[Stored items from a collection]
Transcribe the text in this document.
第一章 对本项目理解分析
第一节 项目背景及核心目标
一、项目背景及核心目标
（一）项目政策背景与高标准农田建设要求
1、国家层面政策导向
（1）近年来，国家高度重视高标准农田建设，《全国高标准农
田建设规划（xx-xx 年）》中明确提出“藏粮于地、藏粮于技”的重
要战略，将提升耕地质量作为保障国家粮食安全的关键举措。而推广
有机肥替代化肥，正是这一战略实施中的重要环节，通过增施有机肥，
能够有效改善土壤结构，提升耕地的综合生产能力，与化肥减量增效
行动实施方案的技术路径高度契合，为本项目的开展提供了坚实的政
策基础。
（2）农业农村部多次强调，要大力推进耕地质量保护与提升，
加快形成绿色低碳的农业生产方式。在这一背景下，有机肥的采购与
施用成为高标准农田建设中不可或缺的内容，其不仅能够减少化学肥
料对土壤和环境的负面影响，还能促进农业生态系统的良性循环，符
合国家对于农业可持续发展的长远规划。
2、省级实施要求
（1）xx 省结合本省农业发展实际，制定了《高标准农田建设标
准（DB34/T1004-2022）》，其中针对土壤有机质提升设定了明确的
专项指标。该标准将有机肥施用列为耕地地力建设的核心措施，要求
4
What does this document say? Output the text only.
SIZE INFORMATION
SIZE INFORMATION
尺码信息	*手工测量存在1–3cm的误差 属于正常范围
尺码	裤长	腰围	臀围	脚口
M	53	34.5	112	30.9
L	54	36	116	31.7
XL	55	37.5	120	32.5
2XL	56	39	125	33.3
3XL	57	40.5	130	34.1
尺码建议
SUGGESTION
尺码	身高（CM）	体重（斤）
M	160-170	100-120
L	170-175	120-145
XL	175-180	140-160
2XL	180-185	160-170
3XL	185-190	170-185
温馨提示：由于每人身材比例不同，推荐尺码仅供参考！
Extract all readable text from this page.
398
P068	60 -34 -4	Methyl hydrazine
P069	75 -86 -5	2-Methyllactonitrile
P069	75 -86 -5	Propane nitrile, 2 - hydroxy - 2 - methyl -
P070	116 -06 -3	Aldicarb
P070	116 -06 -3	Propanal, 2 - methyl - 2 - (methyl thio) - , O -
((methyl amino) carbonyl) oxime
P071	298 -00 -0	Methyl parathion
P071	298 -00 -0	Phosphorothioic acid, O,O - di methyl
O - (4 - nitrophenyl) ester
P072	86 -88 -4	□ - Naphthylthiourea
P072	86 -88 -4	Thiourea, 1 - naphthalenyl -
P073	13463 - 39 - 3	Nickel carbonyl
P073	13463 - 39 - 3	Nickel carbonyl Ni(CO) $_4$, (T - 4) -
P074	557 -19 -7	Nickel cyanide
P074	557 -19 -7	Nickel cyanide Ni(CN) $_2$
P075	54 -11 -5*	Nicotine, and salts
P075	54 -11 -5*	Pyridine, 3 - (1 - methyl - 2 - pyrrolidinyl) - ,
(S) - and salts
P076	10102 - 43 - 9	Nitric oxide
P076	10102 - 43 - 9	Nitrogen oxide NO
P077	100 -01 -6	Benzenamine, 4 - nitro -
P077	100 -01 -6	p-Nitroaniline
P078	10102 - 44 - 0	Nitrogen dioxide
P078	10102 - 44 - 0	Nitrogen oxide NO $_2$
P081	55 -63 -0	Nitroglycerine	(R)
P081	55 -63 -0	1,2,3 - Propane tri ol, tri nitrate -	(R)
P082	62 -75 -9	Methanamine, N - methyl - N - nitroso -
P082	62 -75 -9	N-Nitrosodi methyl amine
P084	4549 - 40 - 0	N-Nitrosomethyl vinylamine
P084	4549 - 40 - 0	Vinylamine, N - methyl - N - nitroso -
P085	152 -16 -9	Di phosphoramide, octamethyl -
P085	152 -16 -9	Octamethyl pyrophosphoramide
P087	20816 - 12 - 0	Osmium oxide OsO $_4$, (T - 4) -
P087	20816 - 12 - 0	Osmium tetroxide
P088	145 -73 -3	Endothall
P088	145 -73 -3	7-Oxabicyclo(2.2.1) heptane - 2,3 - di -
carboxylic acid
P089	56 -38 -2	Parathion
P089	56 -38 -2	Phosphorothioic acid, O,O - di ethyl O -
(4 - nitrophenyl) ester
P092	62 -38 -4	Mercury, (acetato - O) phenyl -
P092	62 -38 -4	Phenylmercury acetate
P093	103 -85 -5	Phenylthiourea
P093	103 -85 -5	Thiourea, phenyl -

Exercise instructions
Using the listing, copy every line where the word "Propane" shows up.

Exercise answer
P069	75 -86 -5	Propane nitrile, 2 - hydroxy - 2 - methyl -
P081	55 -63 -0	1,2,3 - Propane tri ol, tri nitrate -	(R)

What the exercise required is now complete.